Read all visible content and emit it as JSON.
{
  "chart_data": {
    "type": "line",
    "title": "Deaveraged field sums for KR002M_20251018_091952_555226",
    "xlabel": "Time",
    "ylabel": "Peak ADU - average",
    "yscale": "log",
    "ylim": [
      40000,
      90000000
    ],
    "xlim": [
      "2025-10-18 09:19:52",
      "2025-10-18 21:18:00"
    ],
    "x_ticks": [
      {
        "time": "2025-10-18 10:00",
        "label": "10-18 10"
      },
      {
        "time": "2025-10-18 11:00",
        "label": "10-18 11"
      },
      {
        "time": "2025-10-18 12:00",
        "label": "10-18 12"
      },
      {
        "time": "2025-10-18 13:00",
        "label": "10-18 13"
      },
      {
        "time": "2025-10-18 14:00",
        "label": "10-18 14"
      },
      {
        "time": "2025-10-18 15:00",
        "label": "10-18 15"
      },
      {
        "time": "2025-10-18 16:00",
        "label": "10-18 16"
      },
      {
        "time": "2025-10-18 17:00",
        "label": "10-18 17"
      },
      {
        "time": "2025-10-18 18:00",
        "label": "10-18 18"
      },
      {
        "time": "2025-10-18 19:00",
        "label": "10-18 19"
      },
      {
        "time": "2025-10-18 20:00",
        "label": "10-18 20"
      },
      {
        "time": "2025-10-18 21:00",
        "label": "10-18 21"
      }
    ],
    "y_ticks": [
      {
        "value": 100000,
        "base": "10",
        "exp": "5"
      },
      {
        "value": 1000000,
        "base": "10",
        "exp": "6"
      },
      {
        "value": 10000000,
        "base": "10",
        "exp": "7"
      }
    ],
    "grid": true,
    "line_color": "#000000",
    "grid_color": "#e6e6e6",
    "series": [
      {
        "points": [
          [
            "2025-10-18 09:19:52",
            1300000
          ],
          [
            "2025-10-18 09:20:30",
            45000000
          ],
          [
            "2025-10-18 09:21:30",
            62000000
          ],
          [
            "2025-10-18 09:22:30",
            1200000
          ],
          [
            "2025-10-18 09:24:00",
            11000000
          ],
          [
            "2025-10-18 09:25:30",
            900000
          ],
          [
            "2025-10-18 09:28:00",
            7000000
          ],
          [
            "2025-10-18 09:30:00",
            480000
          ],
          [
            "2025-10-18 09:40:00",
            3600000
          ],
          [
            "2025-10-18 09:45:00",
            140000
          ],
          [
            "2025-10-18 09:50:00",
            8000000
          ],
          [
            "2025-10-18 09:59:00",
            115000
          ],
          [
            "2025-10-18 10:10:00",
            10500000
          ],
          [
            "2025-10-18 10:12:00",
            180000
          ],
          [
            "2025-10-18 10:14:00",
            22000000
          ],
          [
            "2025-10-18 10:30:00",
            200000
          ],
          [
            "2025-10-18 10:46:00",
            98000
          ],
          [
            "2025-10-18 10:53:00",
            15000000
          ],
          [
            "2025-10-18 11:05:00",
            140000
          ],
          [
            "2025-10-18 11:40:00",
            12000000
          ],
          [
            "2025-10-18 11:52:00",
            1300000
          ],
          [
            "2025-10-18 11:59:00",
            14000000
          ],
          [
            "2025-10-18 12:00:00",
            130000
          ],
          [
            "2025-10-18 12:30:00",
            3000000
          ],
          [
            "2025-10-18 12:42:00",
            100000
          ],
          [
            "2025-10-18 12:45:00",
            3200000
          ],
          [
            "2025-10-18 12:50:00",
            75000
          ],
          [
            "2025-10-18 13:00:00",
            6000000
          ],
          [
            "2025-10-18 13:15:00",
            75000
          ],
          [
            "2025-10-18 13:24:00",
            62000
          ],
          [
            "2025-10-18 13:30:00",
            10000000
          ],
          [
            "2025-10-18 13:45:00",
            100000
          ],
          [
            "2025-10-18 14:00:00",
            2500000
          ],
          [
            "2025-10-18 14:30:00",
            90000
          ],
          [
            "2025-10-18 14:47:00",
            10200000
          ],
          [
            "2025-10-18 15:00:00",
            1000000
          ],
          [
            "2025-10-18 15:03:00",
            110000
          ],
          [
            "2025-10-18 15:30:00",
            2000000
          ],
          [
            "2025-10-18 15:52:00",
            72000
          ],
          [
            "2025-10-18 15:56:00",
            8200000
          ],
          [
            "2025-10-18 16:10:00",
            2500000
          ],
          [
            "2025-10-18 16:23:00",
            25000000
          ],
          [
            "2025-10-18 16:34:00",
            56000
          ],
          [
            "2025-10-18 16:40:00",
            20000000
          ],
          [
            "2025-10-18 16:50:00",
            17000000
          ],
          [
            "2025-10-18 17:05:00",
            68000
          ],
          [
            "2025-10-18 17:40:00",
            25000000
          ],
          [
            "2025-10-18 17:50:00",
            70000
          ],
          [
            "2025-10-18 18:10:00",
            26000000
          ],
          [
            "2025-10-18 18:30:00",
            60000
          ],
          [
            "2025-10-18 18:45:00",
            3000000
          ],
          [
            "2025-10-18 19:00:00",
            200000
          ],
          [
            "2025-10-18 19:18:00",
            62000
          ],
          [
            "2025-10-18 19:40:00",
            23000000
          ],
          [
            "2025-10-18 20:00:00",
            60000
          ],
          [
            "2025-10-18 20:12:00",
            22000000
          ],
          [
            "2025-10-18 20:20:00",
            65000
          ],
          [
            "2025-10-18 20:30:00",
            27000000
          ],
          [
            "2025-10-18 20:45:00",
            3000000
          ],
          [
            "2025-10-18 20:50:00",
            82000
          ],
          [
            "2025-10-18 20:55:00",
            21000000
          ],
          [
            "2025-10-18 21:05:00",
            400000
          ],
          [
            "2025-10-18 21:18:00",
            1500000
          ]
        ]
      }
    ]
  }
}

::::::

## [Written exercise]
Copy out every line of the listing that contains the string "value".

## [Exercise output]
        "value": 100000,
        "value": 1000000,
        "value": 10000000,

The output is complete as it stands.